— Begin Records provided —
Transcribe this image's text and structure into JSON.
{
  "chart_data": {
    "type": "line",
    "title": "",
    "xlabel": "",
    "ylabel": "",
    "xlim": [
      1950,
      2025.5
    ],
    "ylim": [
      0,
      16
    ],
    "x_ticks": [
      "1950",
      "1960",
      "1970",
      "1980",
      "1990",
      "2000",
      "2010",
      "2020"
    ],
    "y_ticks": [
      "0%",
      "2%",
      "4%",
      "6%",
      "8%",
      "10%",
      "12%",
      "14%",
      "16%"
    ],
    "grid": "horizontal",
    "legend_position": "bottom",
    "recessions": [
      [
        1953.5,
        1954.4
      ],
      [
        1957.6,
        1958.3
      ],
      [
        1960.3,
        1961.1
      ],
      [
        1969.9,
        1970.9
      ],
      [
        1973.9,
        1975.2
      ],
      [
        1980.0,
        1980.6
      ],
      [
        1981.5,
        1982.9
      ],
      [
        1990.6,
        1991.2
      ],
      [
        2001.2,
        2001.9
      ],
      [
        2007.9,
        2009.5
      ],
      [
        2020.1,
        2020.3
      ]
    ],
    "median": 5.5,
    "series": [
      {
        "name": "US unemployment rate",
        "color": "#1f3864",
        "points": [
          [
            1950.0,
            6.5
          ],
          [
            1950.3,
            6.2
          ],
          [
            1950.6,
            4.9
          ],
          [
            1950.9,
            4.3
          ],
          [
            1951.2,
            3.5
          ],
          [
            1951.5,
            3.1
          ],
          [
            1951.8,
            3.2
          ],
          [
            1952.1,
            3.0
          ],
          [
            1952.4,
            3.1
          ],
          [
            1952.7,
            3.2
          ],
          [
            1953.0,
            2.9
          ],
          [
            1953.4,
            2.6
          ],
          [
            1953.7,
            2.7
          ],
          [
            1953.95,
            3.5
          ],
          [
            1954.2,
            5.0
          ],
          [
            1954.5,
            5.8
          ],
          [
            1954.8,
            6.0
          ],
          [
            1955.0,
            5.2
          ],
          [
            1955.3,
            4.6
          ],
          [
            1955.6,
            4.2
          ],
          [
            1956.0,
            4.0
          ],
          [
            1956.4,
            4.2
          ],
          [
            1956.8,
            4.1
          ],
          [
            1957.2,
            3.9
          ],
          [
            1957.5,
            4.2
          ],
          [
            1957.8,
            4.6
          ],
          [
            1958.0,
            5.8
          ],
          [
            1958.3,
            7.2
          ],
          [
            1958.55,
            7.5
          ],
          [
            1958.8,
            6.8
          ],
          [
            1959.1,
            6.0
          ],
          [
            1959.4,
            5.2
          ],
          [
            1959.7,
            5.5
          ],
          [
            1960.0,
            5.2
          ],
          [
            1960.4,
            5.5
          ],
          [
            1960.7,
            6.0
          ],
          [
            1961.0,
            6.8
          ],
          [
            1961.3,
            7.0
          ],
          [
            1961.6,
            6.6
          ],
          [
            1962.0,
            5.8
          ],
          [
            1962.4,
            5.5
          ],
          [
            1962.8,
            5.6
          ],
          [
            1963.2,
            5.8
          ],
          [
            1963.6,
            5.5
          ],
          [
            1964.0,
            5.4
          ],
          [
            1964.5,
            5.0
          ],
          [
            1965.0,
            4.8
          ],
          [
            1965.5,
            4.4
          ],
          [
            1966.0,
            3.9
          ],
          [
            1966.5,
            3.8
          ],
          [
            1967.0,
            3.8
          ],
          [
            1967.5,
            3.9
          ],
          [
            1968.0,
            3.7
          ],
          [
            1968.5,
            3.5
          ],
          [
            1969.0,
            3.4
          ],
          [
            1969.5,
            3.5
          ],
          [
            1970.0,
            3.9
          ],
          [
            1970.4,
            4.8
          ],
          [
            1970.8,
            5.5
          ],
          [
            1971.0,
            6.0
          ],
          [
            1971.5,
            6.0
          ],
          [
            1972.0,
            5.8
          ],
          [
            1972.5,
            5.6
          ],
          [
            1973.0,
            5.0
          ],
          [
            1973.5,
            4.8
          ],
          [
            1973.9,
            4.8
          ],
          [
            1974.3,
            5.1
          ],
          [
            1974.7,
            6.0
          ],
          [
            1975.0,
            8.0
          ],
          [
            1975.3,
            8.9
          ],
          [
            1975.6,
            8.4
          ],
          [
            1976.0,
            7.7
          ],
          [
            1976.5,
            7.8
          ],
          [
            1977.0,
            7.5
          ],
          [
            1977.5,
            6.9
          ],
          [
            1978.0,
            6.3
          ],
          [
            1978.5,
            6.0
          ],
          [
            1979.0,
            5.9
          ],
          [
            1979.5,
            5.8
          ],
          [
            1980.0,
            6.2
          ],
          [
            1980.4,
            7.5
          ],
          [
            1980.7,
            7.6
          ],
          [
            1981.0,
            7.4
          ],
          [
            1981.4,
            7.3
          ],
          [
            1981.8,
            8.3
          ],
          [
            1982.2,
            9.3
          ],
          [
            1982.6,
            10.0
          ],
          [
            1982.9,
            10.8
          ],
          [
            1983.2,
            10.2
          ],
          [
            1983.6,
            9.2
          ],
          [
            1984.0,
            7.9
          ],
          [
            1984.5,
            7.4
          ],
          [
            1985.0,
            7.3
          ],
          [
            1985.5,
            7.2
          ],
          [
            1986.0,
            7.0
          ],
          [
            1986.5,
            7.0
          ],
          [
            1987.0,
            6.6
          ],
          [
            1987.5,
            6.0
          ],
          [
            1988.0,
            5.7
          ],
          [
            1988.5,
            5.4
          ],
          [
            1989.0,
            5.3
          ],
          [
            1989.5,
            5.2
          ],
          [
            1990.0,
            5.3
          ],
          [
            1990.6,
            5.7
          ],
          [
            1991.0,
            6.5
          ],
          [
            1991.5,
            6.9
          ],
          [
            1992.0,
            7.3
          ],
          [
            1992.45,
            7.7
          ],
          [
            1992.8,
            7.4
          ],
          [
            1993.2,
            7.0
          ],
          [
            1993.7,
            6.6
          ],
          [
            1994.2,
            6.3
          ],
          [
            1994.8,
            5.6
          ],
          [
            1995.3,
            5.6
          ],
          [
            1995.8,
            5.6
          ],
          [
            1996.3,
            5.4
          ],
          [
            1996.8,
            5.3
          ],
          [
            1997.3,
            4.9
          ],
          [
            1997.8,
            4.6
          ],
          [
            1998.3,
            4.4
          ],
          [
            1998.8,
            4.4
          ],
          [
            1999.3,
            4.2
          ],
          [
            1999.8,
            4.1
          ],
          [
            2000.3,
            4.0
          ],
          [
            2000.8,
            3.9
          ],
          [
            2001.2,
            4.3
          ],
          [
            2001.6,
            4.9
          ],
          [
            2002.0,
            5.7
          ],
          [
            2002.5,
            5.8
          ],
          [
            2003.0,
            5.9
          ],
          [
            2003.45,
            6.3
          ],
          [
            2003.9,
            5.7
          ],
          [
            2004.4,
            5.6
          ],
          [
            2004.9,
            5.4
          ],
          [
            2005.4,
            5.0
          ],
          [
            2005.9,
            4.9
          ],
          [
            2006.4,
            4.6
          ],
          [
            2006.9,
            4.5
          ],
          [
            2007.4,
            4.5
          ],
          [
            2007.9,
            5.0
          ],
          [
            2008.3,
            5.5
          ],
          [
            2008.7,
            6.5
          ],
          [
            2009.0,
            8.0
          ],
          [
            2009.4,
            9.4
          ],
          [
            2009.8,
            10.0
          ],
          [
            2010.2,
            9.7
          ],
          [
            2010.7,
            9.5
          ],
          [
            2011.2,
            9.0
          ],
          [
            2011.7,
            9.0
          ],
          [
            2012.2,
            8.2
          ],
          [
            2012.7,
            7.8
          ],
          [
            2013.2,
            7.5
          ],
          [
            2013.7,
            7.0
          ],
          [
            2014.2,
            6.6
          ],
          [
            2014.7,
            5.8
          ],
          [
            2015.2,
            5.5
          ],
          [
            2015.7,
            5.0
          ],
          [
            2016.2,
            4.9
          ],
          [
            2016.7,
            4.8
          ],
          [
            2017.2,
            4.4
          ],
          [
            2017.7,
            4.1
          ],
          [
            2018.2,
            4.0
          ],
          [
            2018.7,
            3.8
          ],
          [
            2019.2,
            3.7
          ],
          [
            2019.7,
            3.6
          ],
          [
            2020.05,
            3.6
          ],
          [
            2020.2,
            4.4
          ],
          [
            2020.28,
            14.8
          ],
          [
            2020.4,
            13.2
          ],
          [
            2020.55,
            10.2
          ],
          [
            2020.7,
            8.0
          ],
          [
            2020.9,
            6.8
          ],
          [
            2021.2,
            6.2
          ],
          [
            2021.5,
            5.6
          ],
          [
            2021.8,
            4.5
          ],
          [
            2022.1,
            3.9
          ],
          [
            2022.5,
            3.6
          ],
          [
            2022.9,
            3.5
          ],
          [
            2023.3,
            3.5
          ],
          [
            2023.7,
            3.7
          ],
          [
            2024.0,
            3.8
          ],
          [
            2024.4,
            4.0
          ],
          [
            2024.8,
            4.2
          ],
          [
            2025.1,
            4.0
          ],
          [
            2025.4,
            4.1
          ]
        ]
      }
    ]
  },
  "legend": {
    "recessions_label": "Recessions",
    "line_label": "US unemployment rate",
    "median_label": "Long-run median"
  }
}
— End Records provided —
Filter the entries down to the lines with the word "rate" in them.

        "name": "US unemployment rate",
    "line_label": "US unemployment rate",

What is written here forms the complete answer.